OBJECTIVE =>
Identify the lines that contain the string "this", then copy each of them.

PROVIDED INFORMATION =>

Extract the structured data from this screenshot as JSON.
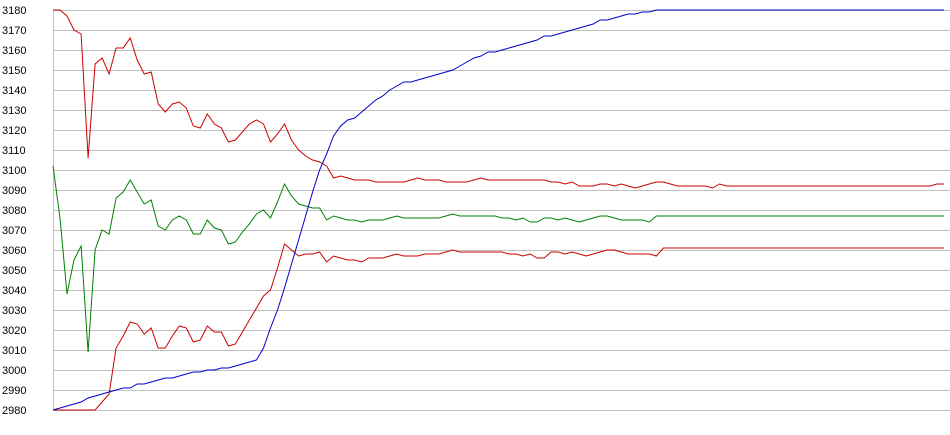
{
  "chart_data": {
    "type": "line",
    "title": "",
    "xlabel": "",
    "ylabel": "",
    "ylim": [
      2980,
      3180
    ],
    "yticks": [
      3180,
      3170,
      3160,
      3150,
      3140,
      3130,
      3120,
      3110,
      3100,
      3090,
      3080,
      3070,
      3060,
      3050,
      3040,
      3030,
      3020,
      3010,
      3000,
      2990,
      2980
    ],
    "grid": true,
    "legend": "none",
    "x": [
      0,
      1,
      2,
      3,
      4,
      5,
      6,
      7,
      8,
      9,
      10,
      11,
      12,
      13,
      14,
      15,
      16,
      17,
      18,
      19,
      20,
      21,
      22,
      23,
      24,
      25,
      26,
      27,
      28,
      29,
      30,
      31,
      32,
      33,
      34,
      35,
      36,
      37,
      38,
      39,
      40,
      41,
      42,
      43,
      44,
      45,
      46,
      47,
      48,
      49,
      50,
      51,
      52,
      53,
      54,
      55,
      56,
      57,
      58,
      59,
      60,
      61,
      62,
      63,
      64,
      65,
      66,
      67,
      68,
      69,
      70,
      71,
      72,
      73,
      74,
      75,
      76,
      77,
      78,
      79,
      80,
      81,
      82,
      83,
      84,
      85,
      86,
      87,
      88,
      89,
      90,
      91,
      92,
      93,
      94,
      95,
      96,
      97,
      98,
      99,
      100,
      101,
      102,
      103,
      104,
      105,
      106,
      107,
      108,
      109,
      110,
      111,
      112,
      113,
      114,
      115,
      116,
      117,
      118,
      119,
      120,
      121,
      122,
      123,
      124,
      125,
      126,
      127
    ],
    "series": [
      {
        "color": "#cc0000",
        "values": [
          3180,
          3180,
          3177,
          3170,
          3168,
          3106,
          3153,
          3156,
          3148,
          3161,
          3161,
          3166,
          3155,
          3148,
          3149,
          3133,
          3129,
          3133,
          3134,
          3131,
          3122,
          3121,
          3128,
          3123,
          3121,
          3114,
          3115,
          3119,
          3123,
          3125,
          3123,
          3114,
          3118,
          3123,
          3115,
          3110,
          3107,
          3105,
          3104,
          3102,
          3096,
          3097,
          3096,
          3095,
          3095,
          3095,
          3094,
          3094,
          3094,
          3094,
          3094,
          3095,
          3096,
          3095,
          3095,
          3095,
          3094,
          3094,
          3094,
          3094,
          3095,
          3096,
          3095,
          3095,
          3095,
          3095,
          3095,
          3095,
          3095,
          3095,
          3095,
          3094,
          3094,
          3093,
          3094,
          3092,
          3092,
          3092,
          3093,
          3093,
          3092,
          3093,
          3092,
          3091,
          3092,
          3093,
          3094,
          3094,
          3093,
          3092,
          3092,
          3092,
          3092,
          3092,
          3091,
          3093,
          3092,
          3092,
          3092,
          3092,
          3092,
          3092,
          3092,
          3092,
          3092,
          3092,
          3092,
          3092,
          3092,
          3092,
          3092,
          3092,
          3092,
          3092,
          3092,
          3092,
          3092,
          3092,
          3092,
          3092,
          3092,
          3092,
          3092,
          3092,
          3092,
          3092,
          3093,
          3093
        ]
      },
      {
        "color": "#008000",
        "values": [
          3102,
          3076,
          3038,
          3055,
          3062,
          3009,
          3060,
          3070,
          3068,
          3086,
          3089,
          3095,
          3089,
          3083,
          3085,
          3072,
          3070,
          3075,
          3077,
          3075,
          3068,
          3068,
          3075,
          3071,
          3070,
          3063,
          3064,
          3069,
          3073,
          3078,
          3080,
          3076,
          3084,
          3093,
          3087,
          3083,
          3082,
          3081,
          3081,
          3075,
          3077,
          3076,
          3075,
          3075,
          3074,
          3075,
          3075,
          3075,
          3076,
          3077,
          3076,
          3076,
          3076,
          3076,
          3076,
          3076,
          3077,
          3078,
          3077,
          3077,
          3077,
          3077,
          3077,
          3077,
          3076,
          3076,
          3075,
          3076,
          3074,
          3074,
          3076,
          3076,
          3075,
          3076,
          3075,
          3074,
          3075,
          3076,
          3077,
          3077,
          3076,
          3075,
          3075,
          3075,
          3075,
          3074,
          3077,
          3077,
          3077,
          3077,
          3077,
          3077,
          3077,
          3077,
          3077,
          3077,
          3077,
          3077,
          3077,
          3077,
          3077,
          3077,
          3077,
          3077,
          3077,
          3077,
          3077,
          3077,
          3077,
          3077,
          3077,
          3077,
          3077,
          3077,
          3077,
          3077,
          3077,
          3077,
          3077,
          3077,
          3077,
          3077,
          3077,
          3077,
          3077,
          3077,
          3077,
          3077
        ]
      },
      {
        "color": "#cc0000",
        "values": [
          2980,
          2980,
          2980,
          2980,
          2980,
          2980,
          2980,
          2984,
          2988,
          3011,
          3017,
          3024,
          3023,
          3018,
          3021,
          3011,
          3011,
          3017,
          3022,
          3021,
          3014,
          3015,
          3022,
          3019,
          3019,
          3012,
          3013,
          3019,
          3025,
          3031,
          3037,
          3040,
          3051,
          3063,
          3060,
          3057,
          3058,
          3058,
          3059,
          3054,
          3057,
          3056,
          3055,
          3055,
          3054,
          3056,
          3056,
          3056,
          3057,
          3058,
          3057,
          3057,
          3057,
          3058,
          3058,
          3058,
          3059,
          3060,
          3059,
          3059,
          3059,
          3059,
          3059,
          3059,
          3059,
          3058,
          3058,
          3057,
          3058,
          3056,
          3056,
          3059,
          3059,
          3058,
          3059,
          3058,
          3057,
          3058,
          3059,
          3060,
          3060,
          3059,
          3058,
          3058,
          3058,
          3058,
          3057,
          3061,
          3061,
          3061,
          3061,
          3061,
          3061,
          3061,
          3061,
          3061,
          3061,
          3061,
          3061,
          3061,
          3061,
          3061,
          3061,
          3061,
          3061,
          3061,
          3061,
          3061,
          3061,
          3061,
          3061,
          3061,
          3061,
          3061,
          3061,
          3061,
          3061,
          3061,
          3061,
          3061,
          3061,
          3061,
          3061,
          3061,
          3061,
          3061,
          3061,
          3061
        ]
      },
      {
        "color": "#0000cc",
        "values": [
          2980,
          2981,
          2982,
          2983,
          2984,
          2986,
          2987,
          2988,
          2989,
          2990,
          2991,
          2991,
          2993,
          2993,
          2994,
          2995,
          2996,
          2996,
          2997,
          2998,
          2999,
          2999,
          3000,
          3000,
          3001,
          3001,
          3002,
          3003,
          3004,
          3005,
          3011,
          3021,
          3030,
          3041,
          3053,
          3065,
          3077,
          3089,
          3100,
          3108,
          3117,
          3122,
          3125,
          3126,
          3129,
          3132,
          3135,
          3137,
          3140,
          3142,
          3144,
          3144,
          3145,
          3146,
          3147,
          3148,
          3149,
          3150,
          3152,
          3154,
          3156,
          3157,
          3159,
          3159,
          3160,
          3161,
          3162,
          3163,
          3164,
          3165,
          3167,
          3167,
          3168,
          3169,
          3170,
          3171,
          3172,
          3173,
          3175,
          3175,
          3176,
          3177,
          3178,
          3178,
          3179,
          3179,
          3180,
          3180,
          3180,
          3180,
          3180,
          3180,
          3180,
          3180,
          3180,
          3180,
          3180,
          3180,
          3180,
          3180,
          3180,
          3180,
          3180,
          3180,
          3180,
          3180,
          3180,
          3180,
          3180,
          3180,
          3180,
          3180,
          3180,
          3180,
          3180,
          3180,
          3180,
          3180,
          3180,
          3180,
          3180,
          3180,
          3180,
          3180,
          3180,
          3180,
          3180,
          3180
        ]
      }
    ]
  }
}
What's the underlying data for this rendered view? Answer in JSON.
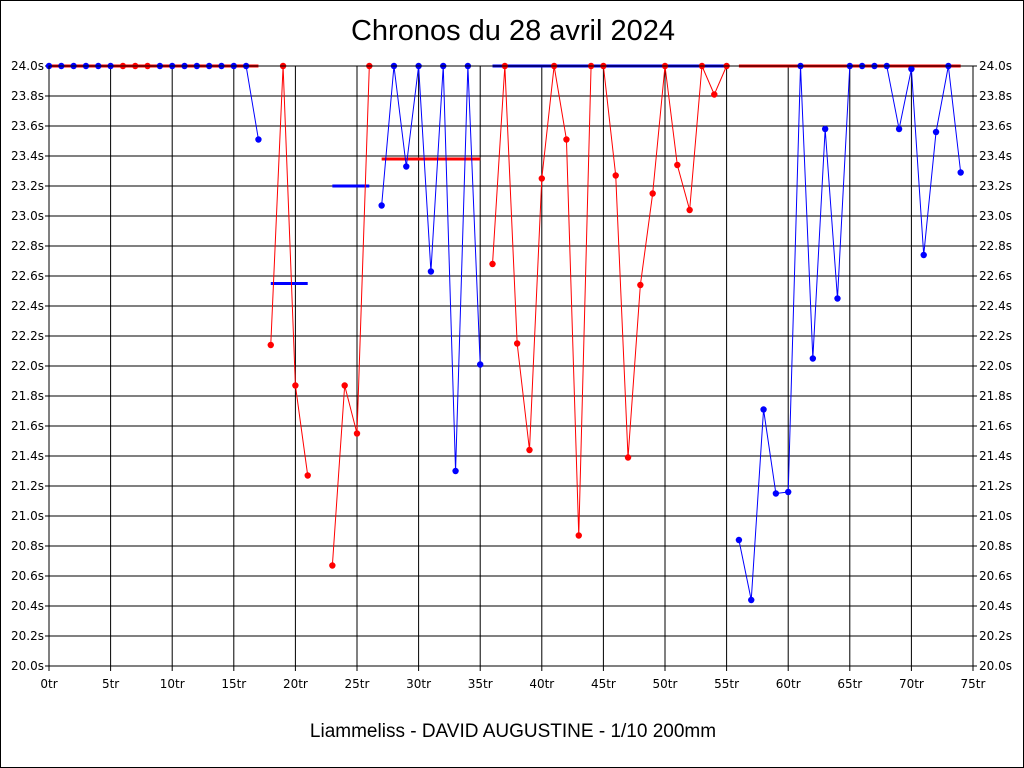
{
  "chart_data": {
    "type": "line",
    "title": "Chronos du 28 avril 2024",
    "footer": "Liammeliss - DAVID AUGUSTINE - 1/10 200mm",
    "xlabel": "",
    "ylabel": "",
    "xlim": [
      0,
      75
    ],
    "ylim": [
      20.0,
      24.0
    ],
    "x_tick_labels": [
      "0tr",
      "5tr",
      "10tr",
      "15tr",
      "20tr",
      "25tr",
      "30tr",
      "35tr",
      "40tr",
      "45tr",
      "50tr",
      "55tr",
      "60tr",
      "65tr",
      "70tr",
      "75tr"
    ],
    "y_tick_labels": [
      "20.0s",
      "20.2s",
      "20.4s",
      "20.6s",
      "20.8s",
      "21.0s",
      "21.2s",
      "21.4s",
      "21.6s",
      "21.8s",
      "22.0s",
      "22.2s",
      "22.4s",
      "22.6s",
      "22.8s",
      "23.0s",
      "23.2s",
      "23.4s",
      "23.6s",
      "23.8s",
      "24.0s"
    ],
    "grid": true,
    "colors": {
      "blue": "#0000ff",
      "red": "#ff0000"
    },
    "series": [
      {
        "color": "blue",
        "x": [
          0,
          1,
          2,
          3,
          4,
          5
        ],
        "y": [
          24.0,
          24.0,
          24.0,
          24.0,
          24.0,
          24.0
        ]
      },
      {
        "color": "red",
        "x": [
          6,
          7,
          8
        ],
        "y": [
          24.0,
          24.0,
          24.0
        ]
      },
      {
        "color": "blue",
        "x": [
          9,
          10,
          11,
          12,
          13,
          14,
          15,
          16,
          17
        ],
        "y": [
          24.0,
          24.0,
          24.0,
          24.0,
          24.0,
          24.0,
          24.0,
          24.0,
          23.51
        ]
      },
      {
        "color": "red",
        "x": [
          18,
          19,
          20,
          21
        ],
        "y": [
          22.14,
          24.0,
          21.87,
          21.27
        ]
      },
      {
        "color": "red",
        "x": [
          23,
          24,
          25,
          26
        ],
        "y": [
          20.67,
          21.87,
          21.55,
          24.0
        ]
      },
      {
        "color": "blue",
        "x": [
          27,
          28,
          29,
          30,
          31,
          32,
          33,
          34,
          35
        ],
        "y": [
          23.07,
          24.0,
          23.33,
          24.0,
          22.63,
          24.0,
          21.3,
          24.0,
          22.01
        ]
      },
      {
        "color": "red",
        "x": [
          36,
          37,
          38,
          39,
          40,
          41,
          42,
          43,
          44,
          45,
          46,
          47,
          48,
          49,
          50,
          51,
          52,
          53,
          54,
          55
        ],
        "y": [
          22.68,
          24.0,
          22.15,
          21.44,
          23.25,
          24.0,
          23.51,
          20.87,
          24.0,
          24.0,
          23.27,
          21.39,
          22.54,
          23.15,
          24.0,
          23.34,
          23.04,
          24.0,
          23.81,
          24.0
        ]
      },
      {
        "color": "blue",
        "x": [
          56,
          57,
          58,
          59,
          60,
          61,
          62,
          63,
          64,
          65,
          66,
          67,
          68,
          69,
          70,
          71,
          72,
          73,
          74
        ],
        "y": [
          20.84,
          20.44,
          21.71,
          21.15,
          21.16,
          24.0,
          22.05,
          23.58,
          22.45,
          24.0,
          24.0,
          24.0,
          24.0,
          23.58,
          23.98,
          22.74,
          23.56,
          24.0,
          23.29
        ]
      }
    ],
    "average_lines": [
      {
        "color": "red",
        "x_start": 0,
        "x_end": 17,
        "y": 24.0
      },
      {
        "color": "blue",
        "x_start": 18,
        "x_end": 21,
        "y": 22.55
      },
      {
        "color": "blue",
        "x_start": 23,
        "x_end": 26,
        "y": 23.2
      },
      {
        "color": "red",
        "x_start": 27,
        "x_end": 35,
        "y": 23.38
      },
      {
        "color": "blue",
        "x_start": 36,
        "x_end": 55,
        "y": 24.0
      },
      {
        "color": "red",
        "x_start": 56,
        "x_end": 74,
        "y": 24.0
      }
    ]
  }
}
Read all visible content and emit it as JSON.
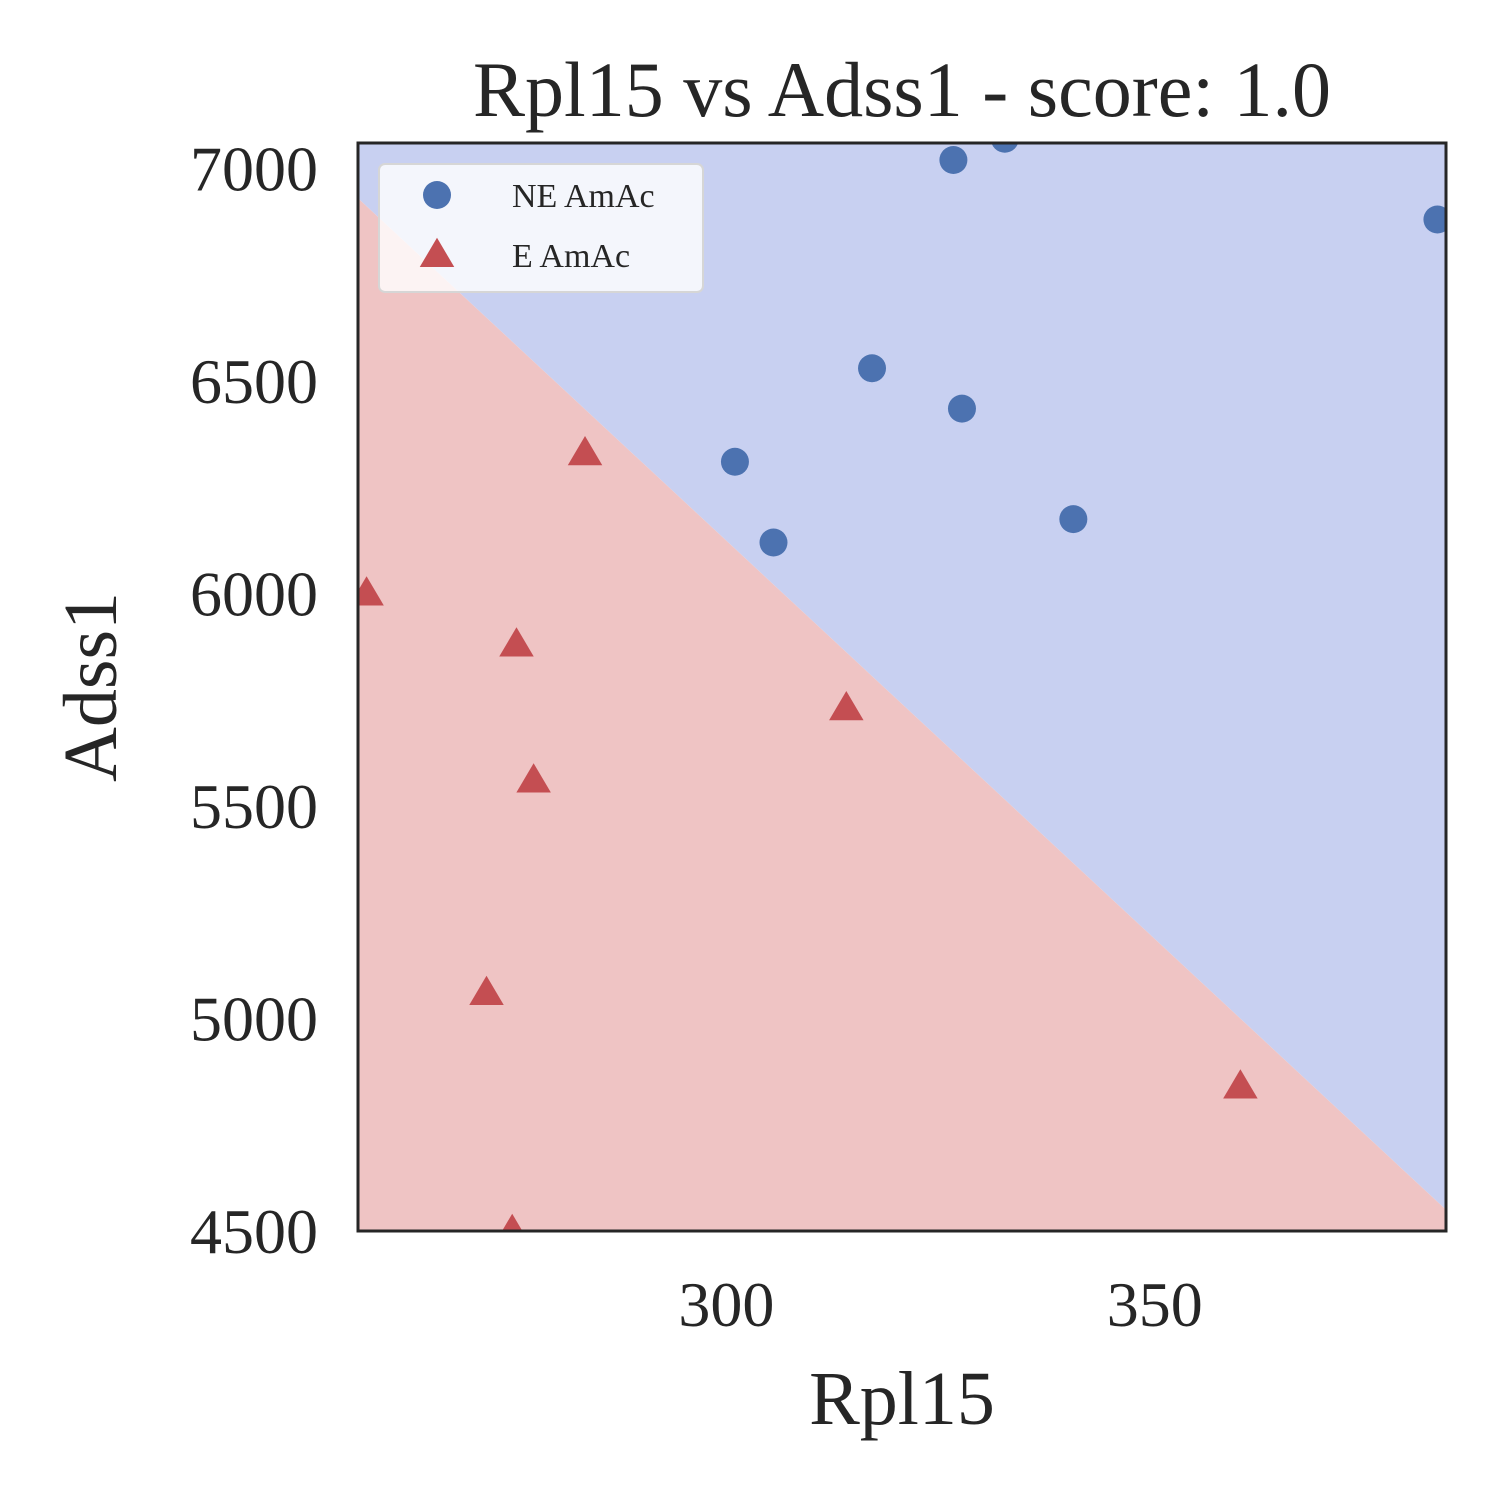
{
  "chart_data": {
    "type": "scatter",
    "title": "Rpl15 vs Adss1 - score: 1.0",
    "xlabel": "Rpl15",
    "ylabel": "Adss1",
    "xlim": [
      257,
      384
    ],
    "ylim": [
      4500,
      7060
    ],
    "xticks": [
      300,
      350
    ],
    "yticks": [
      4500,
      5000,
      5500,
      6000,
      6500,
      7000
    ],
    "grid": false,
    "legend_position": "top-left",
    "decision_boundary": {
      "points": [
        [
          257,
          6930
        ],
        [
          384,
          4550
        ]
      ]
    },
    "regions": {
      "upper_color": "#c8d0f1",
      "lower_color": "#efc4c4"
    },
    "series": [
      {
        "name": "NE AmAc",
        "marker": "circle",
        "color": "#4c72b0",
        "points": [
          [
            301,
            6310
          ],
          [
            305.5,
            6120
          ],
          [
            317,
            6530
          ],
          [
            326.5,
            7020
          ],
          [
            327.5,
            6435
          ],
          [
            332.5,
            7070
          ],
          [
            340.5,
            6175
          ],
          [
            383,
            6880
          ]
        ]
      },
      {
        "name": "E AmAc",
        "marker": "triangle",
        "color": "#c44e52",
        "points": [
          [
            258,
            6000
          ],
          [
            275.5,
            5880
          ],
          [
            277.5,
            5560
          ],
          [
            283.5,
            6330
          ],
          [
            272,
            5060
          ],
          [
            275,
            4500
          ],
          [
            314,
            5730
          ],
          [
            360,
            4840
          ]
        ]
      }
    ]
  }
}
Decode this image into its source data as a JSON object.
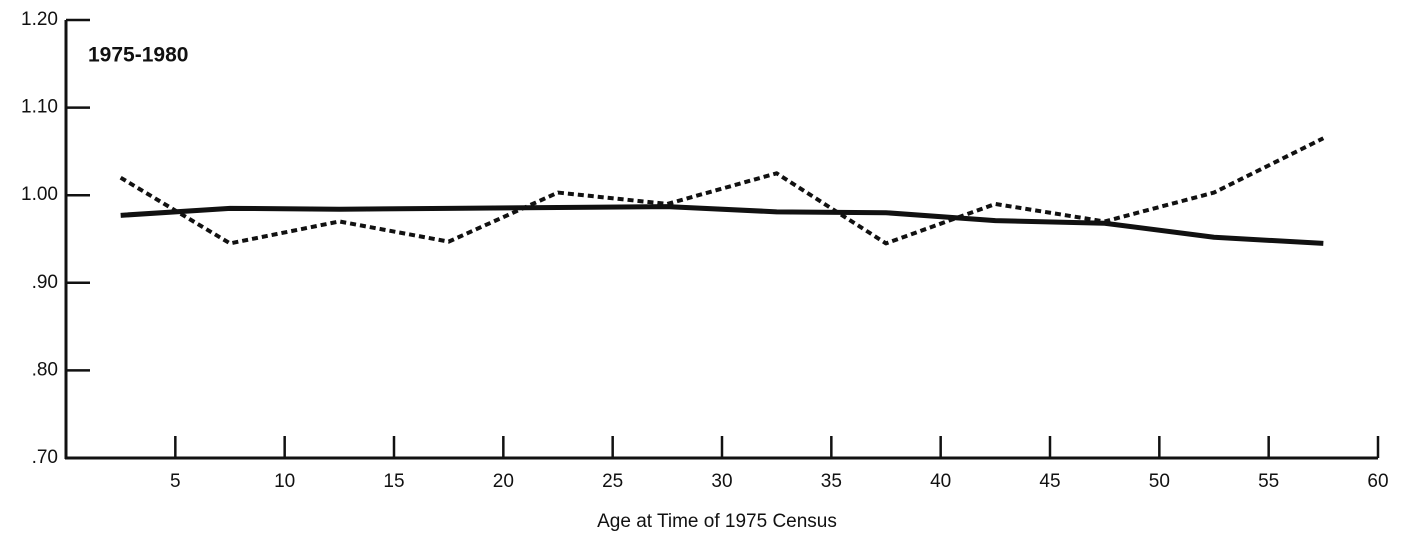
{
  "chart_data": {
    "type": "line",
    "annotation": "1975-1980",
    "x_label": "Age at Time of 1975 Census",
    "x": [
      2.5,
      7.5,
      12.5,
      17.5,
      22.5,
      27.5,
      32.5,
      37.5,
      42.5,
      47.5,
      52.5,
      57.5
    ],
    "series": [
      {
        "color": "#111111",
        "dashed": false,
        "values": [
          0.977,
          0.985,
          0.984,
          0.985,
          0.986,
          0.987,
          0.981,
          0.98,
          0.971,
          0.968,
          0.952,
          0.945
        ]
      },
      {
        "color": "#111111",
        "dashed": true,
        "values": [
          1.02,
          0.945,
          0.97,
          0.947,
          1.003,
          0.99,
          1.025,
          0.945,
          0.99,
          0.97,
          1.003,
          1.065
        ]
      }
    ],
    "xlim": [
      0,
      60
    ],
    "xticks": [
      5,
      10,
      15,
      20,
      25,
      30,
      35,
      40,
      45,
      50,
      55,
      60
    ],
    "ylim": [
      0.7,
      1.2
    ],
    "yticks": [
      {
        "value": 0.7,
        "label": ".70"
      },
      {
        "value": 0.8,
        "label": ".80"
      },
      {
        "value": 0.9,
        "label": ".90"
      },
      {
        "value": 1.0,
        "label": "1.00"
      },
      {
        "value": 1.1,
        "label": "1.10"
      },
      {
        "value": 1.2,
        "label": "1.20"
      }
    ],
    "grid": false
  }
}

EXPECTED OUTPUT =>
Extract the structured data from this screenshot as JSON.
What's the underlying data for this rendered view? Answer in JSON.
Decode this image into its source data as a JSON object.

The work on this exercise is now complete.